**Selected excerpt:**
Ruto-linked insurer cuts SK Macharia matatu dominance

Amaco’s growth in PSV insurance business was alongside a 2.7 times jump in premiums from insuring of commercial vehicles (excluding PSVs) to Sh657.4 million to get a market share of 3.01 percent from 1.18 percent.

Photo credit: File | Nation Media Group

A quiet shake-up is unfolding in Kenya’s public service vehicle (PSV) insurance market that has seen a firm linked to President William Ruto win business worth billions of shillings at the expense of media mogul Samuel Kamau (SK) Macharia.

Africa Merchant Assurance (Amaco), partly owned by President Ruto’s family and close allies, has more than doubled its market share in just a year, cutting the dominance long held by Mr Macharia’s Directline Assurance.

Insurance Regulatory Authority (IRA) disclosures show Amaco’s market share jumped to 37.51 percent of the Sh5.29 billion premiums from the matatu industry at the end of December from 14.95 percent a year earlier.

Directline, which is locked in shareholder wrangles, has seen its market share fall from 61.56 percent to 47.97 percent in the period under review.

This has seen Amaco gain Sh1.15 billion in premiums from the PSV segment to Sh1.98 billion, reflecting a 139.7 percent rise that helped it narrow the market share gap against the SK Macharia firm.

Directline’s premium from the matatu business fell 25.4 percent to Sh2.54 billion, with firm shedding business worth Sh860 million.

This signals that the firm linked with President Ruto is the biggest beneficiary of the market shifts and Directline’s struggles, putting the on-and-off foes in a head-to-head fight for the PSV business.

President Ruto and Mr Macharia have often stood on opposite ends of Kenya’s political divide, with the media mogul having backed opposition leader Raila Odinga in the presidential elections.

Mr Macharia backed Mr Odinga against former President Uhuru Kenyatta, who was deputised by Mr Ruto. He later backed the opposition leader in his unsuccessful bid for the presidency against President Ruto in 2022.

Analysts link Directline’s market loss to the shareholders' wrangles in the firm and its fights with the regulator that was triggered by Mr Macharia’s pronouncement in June 2024 that all workers in the firm were fire and insurance policies invalid.

Mr Macharia had for several months run cautionary adverts claiming that any insurance cover issued by the company was “invalid” due to “illegal” alteration of the share registry.

**Objectives:**
1: Decide whether each statement agrees with the article on matatu insurance, answering yes or no and quoting the words from the text that decide it. (a) Amaco's share of matatu premiums had reached 37.51 percent by the end of December. (b) Directline's premium from the matatu business grew over the period. (c) Mr Macharia backed Mr Ruto in the 2022 presidential election.
2: Set down word for word the part of the article on matatu insurance starting with "Insurance Regulatory Authority" and going on through "a year earlier.".
The records below the article come from a separate source.

**Provided material:**
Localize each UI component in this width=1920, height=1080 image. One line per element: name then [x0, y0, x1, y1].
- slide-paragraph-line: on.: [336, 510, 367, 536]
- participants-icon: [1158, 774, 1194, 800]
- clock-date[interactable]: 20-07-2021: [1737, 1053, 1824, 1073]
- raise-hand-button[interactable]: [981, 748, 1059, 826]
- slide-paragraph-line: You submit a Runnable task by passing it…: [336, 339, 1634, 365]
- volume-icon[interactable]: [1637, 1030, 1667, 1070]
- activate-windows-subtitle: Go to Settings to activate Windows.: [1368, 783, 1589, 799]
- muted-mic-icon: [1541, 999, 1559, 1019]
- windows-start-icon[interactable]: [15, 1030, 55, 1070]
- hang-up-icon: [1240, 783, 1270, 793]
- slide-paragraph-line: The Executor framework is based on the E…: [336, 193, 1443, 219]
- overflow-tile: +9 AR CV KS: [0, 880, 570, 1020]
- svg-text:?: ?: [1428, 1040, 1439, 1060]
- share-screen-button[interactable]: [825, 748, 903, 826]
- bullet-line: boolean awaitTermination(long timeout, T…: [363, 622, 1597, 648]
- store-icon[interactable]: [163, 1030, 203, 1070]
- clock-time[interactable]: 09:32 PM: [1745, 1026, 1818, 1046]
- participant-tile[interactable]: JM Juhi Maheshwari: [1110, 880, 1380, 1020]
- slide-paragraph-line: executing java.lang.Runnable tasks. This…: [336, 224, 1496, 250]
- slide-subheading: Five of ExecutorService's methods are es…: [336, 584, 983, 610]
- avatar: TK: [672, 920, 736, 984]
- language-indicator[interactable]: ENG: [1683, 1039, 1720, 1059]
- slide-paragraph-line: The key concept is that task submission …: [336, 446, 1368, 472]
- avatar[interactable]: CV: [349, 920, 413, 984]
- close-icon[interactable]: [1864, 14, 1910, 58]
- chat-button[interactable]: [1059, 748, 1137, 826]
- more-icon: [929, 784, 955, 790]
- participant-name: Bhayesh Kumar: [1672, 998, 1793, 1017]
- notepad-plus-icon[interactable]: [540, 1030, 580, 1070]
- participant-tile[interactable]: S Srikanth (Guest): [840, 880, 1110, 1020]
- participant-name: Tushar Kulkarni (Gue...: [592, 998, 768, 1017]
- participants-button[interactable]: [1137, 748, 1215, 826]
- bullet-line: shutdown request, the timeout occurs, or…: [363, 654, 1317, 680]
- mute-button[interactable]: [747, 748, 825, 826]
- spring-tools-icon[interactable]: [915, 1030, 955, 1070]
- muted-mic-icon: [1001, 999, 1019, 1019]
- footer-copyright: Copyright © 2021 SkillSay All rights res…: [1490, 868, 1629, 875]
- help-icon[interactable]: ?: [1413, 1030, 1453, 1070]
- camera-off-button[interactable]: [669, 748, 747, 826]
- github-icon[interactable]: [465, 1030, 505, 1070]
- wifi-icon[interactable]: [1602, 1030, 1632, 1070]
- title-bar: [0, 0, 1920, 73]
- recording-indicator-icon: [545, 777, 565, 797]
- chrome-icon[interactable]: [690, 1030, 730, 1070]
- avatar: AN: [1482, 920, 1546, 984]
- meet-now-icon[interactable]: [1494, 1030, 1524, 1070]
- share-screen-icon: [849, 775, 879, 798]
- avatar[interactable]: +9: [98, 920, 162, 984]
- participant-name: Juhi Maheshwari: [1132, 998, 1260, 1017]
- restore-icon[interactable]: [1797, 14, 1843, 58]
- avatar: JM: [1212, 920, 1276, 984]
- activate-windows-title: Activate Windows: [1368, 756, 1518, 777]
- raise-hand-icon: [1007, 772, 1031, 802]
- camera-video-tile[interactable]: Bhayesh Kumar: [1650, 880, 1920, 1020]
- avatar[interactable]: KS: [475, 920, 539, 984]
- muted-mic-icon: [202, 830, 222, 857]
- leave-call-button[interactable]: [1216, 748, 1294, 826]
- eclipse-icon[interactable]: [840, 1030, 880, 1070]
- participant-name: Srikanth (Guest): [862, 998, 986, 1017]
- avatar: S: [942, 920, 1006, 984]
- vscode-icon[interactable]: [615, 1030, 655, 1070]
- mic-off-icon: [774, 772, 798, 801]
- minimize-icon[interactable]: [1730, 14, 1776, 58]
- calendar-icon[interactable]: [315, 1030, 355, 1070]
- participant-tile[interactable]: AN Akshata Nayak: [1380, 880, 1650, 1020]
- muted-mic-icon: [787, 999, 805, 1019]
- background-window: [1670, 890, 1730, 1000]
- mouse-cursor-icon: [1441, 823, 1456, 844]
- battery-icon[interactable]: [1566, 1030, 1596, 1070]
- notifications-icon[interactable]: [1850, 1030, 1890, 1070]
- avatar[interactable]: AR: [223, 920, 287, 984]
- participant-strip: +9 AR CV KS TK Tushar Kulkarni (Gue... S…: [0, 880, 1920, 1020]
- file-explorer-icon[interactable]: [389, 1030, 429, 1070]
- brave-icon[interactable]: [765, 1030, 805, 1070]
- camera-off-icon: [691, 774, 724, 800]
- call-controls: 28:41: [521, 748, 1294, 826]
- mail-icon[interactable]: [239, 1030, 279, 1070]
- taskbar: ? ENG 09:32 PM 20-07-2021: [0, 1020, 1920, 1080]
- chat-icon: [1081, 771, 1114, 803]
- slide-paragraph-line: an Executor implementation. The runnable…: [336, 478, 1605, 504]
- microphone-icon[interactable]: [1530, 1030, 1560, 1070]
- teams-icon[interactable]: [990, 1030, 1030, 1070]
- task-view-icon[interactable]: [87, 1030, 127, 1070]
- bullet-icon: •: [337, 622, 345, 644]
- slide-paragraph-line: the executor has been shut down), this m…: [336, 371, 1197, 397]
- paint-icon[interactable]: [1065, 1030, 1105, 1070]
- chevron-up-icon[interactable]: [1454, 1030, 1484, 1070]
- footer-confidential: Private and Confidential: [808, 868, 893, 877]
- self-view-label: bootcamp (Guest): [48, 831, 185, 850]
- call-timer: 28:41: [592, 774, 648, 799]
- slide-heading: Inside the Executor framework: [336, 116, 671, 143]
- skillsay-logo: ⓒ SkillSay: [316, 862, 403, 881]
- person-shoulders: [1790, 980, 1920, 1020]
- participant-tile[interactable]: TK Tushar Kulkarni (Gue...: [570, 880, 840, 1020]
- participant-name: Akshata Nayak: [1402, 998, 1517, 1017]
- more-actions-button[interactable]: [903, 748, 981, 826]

**Answers to the exercise:**
1:
(a) Yes: "Amaco’s market share jumped to 37.51 percent of the Sh5.29 billion premiums from the matatu industry at the end of December from 14.95 percent a year earlier."
(b) No: "Directline’s premium from the matatu business fell 25.4 percent to Sh2.54 billion"
(c) No: "He later backed the opposition leader in his unsuccessful bid for the presidency against President Ruto in 2022."

2:
Insurance Regulatory Authority (IRA) disclosures show Amaco’s market share jumped to 37.51 percent of the Sh5.29 billion premiums from the matatu industry at the end of December from 14.95 percent a year earlier.